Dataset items
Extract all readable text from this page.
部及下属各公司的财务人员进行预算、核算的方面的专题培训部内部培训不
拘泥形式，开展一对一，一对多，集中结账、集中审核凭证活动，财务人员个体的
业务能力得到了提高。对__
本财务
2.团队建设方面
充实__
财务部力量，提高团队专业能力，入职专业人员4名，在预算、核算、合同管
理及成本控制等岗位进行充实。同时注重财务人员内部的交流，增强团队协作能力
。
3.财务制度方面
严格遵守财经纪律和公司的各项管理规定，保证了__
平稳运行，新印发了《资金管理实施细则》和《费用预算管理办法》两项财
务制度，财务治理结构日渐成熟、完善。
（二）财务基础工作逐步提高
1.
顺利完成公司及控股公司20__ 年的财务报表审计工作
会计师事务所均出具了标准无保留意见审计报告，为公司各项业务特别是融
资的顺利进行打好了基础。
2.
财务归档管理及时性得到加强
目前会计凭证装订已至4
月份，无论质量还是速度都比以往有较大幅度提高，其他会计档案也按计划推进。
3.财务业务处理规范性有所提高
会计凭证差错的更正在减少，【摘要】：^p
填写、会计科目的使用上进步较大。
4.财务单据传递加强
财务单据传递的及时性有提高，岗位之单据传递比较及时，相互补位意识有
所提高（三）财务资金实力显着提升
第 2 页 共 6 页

# What is expected:
From the records above, extract every entry verbatim.

# Answer to the problem:
Extract all readable text from this page.
部及下属各公司的财务人员进行预算、核算的方面的专题培训部内部培训不
拘泥形式，开展一对一，一对多，集中结账、集中审核凭证活动，财务人员个体的
业务能力得到了提高。对__
本财务
2.团队建设方面
充实__
财务部力量，提高团队专业能力，入职专业人员4名，在预算、核算、合同管
理及成本控制等岗位进行充实。同时注重财务人员内部的交流，增强团队协作能力
。
3.财务制度方面
严格遵守财经纪律和公司的各项管理规定，保证了__
平稳运行，新印发了《资金管理实施细则》和《费用预算管理办法》两项财
务制度，财务治理结构日渐成熟、完善。
（二）财务基础工作逐步提高
1.
顺利完成公司及控股公司20__ 年的财务报表审计工作
会计师事务所均出具了标准无保留意见审计报告，为公司各项业务特别是融
资的顺利进行打好了基础。
2.
财务归档管理及时性得到加强
目前会计凭证装订已至4
月份，无论质量还是速度都比以往有较大幅度提高，其他会计档案也按计划推进。
3.财务业务处理规范性有所提高
会计凭证差错的更正在减少，【摘要】：^p
填写、会计科目的使用上进步较大。
4.财务单据传递加强
财务单据传递的及时性有提高，岗位之单据传递比较及时，相互补位意识有
所提高（三）财务资金实力显着提升
第 2 页 共 6 页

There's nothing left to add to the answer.